> _HOW TO COMPLETE THIS TASK_:
Any pictures should be dropped; everything else in the records is to be returned exactly.

> _RECORD SET_:
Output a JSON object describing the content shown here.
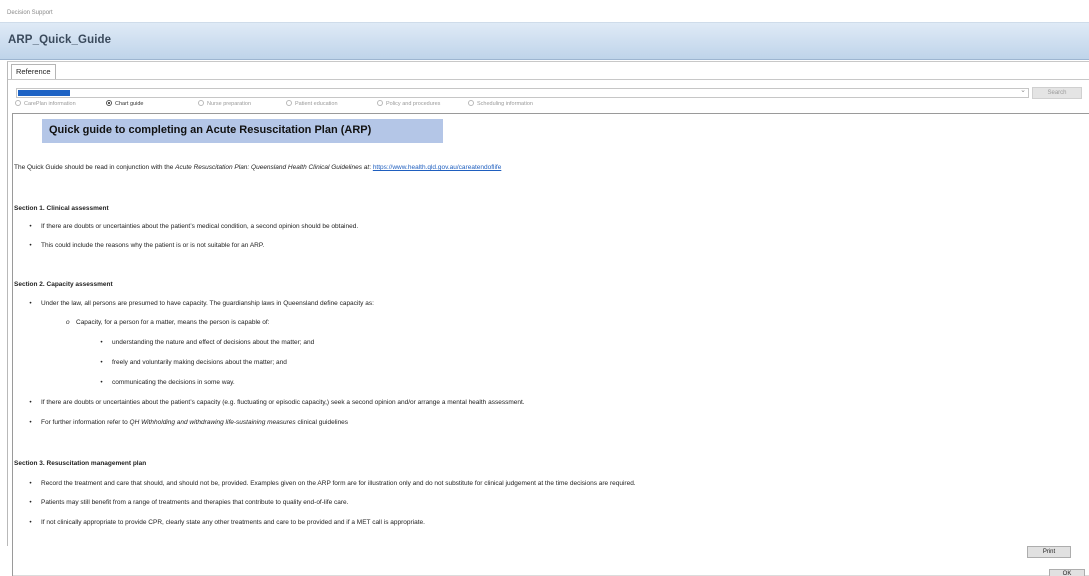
{
  "window": {
    "title": "Decision Support"
  },
  "header": {
    "title": "ARP_Quick_Guide"
  },
  "tabs": [
    {
      "label": "Reference"
    }
  ],
  "search": {
    "button_label": "Search"
  },
  "radios": [
    {
      "label": "CarePlan information",
      "selected": false
    },
    {
      "label": "Chart guide",
      "selected": true
    },
    {
      "label": "Nurse preparation",
      "selected": false
    },
    {
      "label": "Patient education",
      "selected": false
    },
    {
      "label": "Policy and procedures",
      "selected": false
    },
    {
      "label": "Scheduling information",
      "selected": false
    }
  ],
  "document": {
    "title": "Quick guide to completing an Acute Resuscitation Plan (ARP)",
    "intro_prefix": "The Quick Guide should be read in conjunction with the ",
    "intro_italic": "Acute Resuscitation Plan: Queensland Health Clinical Guidelines at",
    "intro_sep": ": ",
    "intro_link": "https://www.health.qld.gov.au/careatendoflife",
    "section1": {
      "heading": "Section 1. Clinical assessment",
      "b1": "If there are doubts or uncertainties about the patient’s medical condition, a second opinion should be obtained.",
      "b2": "This could include the reasons why the patient is or is not suitable for an ARP."
    },
    "section2": {
      "heading": "Section 2. Capacity assessment",
      "b1": "Under the law, all persons are presumed to have capacity. The guardianship laws in Queensland define capacity as:",
      "sub_marker": "o",
      "sub": "Capacity, for a person for a matter, means the person is capable of:",
      "s1": "understanding the nature and effect of decisions about the matter; and",
      "s2": "freely and voluntarily making decisions about the matter; and",
      "s3": "communicating the decisions in some way.",
      "b2": "If there are doubts or uncertainties about the patient’s capacity (e.g. fluctuating or episodic capacity,) seek a second opinion and/or arrange a mental health assessment.",
      "b3_prefix": "For further information refer to ",
      "b3_italic": "QH Withholding and withdrawing life-sustaining measures",
      "b3_suffix": " clinical guidelines"
    },
    "section3": {
      "heading": "Section 3. Resuscitation management plan",
      "b1": "Record the treatment and care that should, and should not be, provided.  Examples given on the ARP form are for illustration only and do not substitute for clinical judgement at the time decisions are required.",
      "b2": "Patients may still benefit from a range of treatments and therapies that contribute to quality end-of-life care.",
      "b3": "If not clinically appropriate to provide CPR, clearly state any other treatments and care to be provided and if a MET call is appropriate."
    }
  },
  "footer": {
    "print_label": "Print",
    "ok_label": "OK"
  }
}
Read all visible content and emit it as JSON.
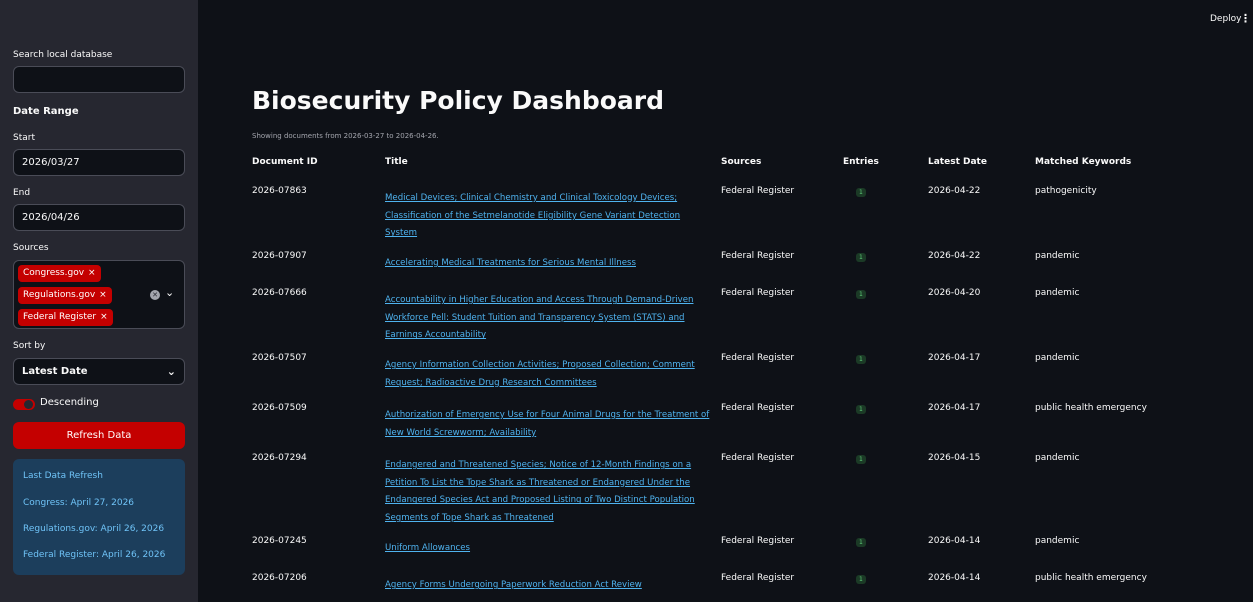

> _ANSWER AREA_:
Output a JSON object describing the content shown here.
{
  "window": {
    "title": "Decision Support"
  },
  "header": {
    "title": "ARP_Quick_Guide"
  },
  "tabs": [
    {
      "label": "Reference"
    }
  ],
  "search": {
    "button_label": "Search"
  },
  "radios": [
    {
      "label": "CarePlan information",
      "selected": false
    },
    {
      "label": "Chart guide",
      "selected": true
    },
    {
      "label": "Nurse preparation",
      "selected": false
    },
    {
      "label": "Patient education",
      "selected": false
    },
    {
      "label": "Policy and procedures",
      "selected": false
    },
    {
      "label": "Scheduling information",
      "selected": false
    }
  ],
  "document": {
    "title": "Quick guide to completing an Acute Resuscitation Plan (ARP)",
    "intro_prefix": "The Quick Guide should be read in conjunction with the ",
    "intro_italic": "Acute Resuscitation Plan: Queensland Health Clinical Guidelines at",
    "intro_sep": ": ",
    "intro_link": "https://www.health.qld.gov.au/careatendoflife",
    "section1": {
      "heading": "Section 1. Clinical assessment",
      "b1": "If there are doubts or uncertainties about the patient’s medical condition, a second opinion should be obtained.",
      "b2": "This could include the reasons why the patient is or is not suitable for an ARP."
    },
    "section2": {
      "heading": "Section 2. Capacity assessment",
      "b1": "Under the law, all persons are presumed to have capacity. The guardianship laws in Queensland define capacity as:",
      "sub_marker": "o",
      "sub": "Capacity, for a person for a matter, means the person is capable of:",
      "s1": "understanding the nature and effect of decisions about the matter; and",
      "s2": "freely and voluntarily making decisions about the matter; and",
      "s3": "communicating the decisions in some way.",
      "b2": "If there are doubts or uncertainties about the patient’s capacity (e.g. fluctuating or episodic capacity,) seek a second opinion and/or arrange a mental health assessment.",
      "b3_prefix": "For further information refer to ",
      "b3_italic": "QH Withholding and withdrawing life-sustaining measures",
      "b3_suffix": " clinical guidelines"
    },
    "section3": {
      "heading": "Section 3. Resuscitation management plan",
      "b1": "Record the treatment and care that should, and should not be, provided.  Examples given on the ARP form are for illustration only and do not substitute for clinical judgement at the time decisions are required.",
      "b2": "Patients may still benefit from a range of treatments and therapies that contribute to quality end-of-life care.",
      "b3": "If not clinically appropriate to provide CPR, clearly state any other treatments and care to be provided and if a MET call is appropriate."
    }
  },
  "footer": {
    "print_label": "Print",
    "ok_label": "OK"
  }
}
Read all visible content and emit it as JSON.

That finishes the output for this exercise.